(WHAT IS EXPECTED)
What follows is a set of entries. Repeat them exactly, but not their pictures.
***
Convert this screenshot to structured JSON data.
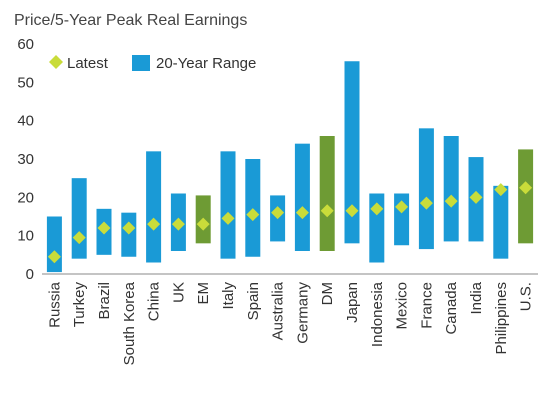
{
  "chart_data": {
    "type": "bar",
    "title": "",
    "ylabel": "Price/5-Year Peak Real Earnings",
    "xlabel": "",
    "ylim": [
      0,
      60
    ],
    "yticks": [
      0,
      10,
      20,
      30,
      40,
      50,
      60
    ],
    "grid": false,
    "legend_position": "top-left",
    "legend": {
      "latest": "Latest",
      "range": "20-Year Range"
    },
    "colors": {
      "range_default": "#1a9ad6",
      "range_highlight": "#6e9b34",
      "latest_marker": "#c9dc3a"
    },
    "categories": [
      "Russia",
      "Turkey",
      "Brazil",
      "South Korea",
      "China",
      "UK",
      "EM",
      "Italy",
      "Spain",
      "Australia",
      "Germany",
      "DM",
      "Japan",
      "Indonesia",
      "Mexico",
      "France",
      "Canada",
      "India",
      "Philippines",
      "U.S."
    ],
    "highlighted": [
      "EM",
      "DM",
      "U.S."
    ],
    "range_low": [
      0.5,
      4,
      5,
      4.5,
      3,
      6,
      8,
      4,
      4.5,
      8.5,
      6,
      6,
      8,
      3,
      7.5,
      6.5,
      8.5,
      8.5,
      4,
      8
    ],
    "range_high": [
      15,
      25,
      17,
      16,
      32,
      21,
      20.5,
      32,
      30,
      20.5,
      34,
      36,
      55.5,
      21,
      21,
      38,
      36,
      30.5,
      23,
      32.5
    ],
    "latest": [
      4.5,
      9.5,
      12,
      12,
      13,
      13,
      13,
      14.5,
      15.5,
      16,
      16,
      16.5,
      16.5,
      17,
      17.5,
      18.5,
      19,
      20,
      22,
      22.5
    ]
  }
}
***
(SOLUTION TO THIS TASK)
Convert this screenshot to structured JSON data.
{
  "chart_data": {
    "type": "bar",
    "title": "",
    "ylabel": "Price/5-Year Peak Real Earnings",
    "xlabel": "",
    "ylim": [
      0,
      60
    ],
    "yticks": [
      0,
      10,
      20,
      30,
      40,
      50,
      60
    ],
    "grid": false,
    "legend_position": "top-left",
    "legend": {
      "latest": "Latest",
      "range": "20-Year Range"
    },
    "colors": {
      "range_default": "#1a9ad6",
      "range_highlight": "#6e9b34",
      "latest_marker": "#c9dc3a"
    },
    "categories": [
      "Russia",
      "Turkey",
      "Brazil",
      "South Korea",
      "China",
      "UK",
      "EM",
      "Italy",
      "Spain",
      "Australia",
      "Germany",
      "DM",
      "Japan",
      "Indonesia",
      "Mexico",
      "France",
      "Canada",
      "India",
      "Philippines",
      "U.S."
    ],
    "highlighted": [
      "EM",
      "DM",
      "U.S."
    ],
    "range_low": [
      0.5,
      4,
      5,
      4.5,
      3,
      6,
      8,
      4,
      4.5,
      8.5,
      6,
      6,
      8,
      3,
      7.5,
      6.5,
      8.5,
      8.5,
      4,
      8
    ],
    "range_high": [
      15,
      25,
      17,
      16,
      32,
      21,
      20.5,
      32,
      30,
      20.5,
      34,
      36,
      55.5,
      21,
      21,
      38,
      36,
      30.5,
      23,
      32.5
    ],
    "latest": [
      4.5,
      9.5,
      12,
      12,
      13,
      13,
      13,
      14.5,
      15.5,
      16,
      16,
      16.5,
      16.5,
      17,
      17.5,
      18.5,
      19,
      20,
      22,
      22.5
    ]
  }
}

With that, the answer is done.